*EXCERPT PROVIDED*.
□ □ □ □

A Personal View

A visit to the American military cemetery at Meuse-Argonne, France, 1979. (Photo: Marjorie Shostak)

B’ruchim ha-ba’im, Sholem aleichem, Byenvenídos, Akolyo, Ahlan wi-sahlan, Welcome!

Starting as a tiny tribal state , battered from the beginning by bullying empires, Jews emerged on the world scene with a book in their hands that brought a message of ethical law and a single God that trumped all others and that all could therefore believe in.

But it also held the history of a particular people, one whose destiny was now cast to the winds of worldwide hatred, mingled with an odd admiring resentment. Again and again, in far-off places with strange-sounding names, they were trusted with the treasuries of nations and the health of potentates, the cultivation of science, art, and literature and occasionally even the command of armies.

Yet they somehow also kept , or were kept, to themselves, and wherever they were they yearned toward Jerusalem. Even as their history of hatred culminated in the worst mass murder the world has known, they were restoring their tiny and, yes, still tribal state, still battered and buffeted by bullies.

□ □ □ □

*TASK INPUTS*.
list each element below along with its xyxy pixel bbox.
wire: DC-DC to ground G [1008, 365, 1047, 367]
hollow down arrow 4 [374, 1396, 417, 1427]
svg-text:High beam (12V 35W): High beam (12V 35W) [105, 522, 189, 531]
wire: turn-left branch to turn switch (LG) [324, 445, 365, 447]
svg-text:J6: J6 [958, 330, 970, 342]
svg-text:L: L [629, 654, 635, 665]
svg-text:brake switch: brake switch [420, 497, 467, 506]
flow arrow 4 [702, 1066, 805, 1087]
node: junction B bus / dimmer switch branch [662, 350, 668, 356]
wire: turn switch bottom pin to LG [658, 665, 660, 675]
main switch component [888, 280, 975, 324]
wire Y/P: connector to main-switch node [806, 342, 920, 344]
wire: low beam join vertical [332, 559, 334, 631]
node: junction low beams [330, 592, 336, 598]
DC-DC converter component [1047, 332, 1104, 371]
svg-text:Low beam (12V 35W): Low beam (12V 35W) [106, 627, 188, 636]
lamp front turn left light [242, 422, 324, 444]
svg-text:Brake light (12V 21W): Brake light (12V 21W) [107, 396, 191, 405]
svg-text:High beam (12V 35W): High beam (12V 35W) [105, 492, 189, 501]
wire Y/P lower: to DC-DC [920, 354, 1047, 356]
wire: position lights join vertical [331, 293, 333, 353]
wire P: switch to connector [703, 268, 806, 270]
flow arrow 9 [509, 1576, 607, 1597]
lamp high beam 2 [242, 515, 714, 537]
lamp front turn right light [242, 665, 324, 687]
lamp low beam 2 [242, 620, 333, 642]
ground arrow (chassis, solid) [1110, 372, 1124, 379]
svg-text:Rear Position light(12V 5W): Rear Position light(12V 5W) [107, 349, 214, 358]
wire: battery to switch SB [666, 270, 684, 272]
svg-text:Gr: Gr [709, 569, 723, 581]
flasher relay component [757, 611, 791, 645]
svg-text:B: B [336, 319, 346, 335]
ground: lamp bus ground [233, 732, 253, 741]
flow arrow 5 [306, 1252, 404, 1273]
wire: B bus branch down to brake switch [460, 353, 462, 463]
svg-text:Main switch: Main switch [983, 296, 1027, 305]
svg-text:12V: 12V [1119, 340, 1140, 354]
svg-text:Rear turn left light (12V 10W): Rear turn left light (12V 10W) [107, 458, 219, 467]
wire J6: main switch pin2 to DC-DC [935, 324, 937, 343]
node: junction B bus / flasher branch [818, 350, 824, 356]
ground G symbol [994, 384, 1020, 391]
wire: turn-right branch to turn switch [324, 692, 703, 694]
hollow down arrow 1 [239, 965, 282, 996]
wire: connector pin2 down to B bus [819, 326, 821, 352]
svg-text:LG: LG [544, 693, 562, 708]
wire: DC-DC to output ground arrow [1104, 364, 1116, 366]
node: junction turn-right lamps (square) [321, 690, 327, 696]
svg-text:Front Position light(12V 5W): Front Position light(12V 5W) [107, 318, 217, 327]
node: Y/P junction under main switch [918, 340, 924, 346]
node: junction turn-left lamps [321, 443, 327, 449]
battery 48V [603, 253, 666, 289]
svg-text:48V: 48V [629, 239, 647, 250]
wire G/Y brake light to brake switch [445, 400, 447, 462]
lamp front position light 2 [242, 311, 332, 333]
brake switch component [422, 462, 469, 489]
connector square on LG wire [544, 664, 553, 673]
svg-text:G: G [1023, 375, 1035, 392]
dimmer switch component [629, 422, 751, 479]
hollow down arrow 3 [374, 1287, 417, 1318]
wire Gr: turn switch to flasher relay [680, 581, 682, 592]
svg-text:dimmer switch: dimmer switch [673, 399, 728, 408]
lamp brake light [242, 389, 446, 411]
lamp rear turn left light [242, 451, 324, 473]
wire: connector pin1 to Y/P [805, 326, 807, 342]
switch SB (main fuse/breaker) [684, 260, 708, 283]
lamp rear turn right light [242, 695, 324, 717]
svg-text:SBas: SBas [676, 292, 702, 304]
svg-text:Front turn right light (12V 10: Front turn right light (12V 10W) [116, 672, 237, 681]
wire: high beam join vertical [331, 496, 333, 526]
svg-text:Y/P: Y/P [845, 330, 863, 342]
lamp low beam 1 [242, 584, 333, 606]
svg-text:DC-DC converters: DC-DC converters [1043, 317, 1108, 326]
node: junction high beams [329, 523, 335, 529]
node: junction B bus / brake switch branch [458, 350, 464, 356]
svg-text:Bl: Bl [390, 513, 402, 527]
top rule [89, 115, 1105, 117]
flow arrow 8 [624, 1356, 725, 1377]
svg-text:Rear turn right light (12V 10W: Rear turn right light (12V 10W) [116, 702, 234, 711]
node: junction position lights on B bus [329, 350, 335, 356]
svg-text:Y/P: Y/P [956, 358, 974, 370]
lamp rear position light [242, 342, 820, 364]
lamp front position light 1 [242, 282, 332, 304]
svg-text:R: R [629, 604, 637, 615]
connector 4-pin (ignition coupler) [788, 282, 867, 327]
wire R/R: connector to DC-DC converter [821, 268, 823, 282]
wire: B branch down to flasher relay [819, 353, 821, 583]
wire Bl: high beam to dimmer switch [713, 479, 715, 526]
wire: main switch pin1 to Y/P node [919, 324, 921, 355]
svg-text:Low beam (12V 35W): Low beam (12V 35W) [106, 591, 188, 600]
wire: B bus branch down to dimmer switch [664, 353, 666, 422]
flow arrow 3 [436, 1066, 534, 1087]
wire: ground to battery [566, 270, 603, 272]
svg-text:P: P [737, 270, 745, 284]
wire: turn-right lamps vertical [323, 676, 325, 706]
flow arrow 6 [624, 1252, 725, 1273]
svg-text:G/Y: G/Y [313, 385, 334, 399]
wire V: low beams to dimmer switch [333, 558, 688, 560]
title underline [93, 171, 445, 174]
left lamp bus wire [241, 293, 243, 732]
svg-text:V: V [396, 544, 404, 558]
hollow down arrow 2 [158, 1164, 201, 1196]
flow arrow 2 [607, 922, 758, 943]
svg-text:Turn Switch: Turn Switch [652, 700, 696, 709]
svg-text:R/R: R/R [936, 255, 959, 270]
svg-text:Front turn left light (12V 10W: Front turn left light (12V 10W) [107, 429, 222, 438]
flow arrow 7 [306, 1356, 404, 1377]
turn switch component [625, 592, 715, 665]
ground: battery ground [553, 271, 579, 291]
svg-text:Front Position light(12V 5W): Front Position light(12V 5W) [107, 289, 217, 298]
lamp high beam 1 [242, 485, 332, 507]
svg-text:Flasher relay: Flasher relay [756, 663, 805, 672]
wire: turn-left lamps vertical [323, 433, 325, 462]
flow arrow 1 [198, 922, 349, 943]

□ □ □ □

*PROBLEMS TO SOLVE*.
**1)** From the rows, copy each one that contains the string "connector".
**2)** Pick up the passage on Jewish history after its last sentence and keep writing it.

*ANSWERS FOR THE TASKS*.
**1)**
wire Y/P: connector to main-switch node [806, 342, 920, 344]
wire P: switch to connector [703, 268, 806, 270]
wire: connector pin2 down to B bus [819, 326, 821, 352]
connector square on LG wire [544, 664, 553, 673]
wire: connector pin1 to Y/P [805, 326, 807, 342]
connector 4-pin (ignition coupler) [788, 282, 867, 327]
wire R/R: connector to DC-DC converter [821, 268, 823, 282]

**2)**
But today, after so many centuries of leaning on God alone for protection, Jews came to believe that God helps those who help themselves. They may be as insecure in their homeland as in most other places, but they belong there. Their enemies are as strong as ever, but now the Jews are strong too. Their sentiment is I am home, and their watchword, Never again.

America’s Jews have a different problem. The Jews in their history have weathered every human storm, survived all natural and unnatural disasters. But there is one challenge they have never before faced: Complete acceptance. The American Jewish community, rich, vital, politically strong, and very Jewish at the core, is hemorrhaging at the margins, and no one has yet figured out what to do.

This site is intended to help. But even more than that it is meant as a celebration of Jewishness. The Jews had light and gladness, joy and honor, says the Havdala prayer at the end of the Sabbath, so let it be with us . I believe that this dream is best realized in a paradox: Be Jewish, and be with others. This site may not resolve the paradox, but there is light, gladness, joy, and honor in trying.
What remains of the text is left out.